Data listing

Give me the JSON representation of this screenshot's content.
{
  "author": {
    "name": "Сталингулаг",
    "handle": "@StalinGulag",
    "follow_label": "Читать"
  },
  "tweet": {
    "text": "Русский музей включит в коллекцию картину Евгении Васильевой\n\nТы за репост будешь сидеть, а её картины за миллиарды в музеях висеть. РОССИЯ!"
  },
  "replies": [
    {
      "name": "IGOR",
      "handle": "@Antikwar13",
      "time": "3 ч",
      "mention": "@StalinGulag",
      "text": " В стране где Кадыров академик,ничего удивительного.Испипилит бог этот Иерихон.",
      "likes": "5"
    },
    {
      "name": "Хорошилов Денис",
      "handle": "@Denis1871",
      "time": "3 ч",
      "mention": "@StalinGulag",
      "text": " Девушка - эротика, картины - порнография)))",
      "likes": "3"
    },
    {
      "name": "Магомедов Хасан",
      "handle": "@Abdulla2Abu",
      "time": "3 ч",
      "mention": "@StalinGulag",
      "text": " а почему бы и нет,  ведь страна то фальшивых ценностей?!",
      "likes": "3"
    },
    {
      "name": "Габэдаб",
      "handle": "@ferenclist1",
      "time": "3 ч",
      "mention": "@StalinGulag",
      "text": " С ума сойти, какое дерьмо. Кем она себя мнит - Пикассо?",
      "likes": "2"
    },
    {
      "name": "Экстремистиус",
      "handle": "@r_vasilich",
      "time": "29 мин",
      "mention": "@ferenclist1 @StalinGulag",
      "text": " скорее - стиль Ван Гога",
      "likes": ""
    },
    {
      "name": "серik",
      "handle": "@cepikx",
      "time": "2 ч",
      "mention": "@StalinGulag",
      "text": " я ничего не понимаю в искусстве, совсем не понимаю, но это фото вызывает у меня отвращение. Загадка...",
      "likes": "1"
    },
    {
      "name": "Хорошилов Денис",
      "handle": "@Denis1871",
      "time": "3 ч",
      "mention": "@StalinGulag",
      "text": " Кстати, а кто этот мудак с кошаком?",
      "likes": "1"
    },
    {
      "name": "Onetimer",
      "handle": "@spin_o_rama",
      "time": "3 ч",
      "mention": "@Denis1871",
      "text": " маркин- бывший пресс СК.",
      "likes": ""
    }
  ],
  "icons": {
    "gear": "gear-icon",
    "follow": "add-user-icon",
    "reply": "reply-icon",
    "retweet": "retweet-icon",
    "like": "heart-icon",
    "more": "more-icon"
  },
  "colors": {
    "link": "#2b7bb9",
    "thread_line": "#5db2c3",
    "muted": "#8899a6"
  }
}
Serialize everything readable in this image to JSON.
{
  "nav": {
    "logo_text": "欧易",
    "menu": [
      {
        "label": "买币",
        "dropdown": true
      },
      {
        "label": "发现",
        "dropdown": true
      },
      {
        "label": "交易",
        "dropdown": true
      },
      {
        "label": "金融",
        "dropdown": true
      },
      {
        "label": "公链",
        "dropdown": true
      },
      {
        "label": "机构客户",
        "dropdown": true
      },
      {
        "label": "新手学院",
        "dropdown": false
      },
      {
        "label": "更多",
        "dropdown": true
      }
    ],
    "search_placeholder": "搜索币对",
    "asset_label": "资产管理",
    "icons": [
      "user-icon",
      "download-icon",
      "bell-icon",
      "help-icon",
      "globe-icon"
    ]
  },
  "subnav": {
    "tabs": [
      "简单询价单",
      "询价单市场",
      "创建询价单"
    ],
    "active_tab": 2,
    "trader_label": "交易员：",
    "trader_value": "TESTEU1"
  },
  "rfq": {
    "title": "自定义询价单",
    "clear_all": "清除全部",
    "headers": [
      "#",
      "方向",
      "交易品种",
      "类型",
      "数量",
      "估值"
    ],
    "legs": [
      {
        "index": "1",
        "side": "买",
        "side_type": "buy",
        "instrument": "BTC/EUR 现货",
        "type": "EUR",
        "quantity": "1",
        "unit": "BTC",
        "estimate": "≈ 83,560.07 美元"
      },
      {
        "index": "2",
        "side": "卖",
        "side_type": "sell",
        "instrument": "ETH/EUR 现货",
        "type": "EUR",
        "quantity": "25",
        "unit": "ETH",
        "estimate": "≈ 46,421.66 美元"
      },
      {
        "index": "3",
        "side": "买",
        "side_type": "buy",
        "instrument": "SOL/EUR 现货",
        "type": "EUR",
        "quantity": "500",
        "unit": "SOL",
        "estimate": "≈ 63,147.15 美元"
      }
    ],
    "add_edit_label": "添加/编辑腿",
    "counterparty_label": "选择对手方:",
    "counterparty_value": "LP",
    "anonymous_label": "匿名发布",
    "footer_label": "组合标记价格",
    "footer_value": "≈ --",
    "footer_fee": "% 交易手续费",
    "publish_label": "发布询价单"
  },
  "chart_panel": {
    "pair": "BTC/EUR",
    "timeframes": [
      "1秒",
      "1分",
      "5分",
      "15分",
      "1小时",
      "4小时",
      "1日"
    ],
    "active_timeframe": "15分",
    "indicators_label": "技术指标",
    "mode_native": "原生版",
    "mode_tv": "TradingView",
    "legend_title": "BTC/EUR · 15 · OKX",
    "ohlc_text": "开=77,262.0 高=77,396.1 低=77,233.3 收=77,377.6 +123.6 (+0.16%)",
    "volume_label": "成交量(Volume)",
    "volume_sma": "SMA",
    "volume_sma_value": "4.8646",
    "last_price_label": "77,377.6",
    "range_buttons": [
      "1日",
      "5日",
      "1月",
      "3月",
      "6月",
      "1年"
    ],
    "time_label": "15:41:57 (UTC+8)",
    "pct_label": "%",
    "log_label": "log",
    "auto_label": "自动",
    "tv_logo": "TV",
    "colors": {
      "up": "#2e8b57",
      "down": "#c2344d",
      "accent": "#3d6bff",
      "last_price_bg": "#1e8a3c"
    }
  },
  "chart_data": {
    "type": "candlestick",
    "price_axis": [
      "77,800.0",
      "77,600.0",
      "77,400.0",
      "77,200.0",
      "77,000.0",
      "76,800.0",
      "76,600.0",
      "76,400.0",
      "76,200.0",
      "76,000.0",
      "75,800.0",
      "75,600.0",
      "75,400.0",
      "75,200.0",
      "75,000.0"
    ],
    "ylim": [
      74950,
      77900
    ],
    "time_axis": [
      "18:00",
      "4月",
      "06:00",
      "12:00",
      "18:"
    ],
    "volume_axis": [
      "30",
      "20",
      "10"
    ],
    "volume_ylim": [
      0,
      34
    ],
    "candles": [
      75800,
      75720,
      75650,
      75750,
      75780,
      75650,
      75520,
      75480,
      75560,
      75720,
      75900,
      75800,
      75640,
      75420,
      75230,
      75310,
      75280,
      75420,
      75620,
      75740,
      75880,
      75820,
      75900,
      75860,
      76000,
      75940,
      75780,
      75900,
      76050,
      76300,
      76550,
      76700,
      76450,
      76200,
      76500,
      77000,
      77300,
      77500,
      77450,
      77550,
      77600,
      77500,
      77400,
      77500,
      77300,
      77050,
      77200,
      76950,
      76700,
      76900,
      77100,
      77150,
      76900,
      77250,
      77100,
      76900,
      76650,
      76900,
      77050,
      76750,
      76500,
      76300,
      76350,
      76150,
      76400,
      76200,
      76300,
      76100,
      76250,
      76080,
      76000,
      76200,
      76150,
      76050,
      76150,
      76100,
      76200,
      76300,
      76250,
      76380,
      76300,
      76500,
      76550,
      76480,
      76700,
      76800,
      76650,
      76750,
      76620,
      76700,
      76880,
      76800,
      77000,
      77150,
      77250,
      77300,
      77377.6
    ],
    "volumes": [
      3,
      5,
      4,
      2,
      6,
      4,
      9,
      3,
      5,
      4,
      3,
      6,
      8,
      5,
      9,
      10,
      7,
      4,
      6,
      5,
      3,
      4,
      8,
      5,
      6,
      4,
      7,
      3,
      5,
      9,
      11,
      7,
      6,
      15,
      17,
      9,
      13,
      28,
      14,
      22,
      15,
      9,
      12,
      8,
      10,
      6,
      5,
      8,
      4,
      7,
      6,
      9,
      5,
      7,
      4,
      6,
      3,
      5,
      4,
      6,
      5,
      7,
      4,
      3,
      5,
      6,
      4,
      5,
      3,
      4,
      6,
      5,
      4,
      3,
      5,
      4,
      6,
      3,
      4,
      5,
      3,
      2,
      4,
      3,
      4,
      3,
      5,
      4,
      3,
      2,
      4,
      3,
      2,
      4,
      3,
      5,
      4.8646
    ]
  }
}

Task directions
Using the records above, pull out each line where the word "this" occurs.

Solved exercise
Give me the JSON representation of this screenshot's content.
Serialize everything readable in this image to JSON.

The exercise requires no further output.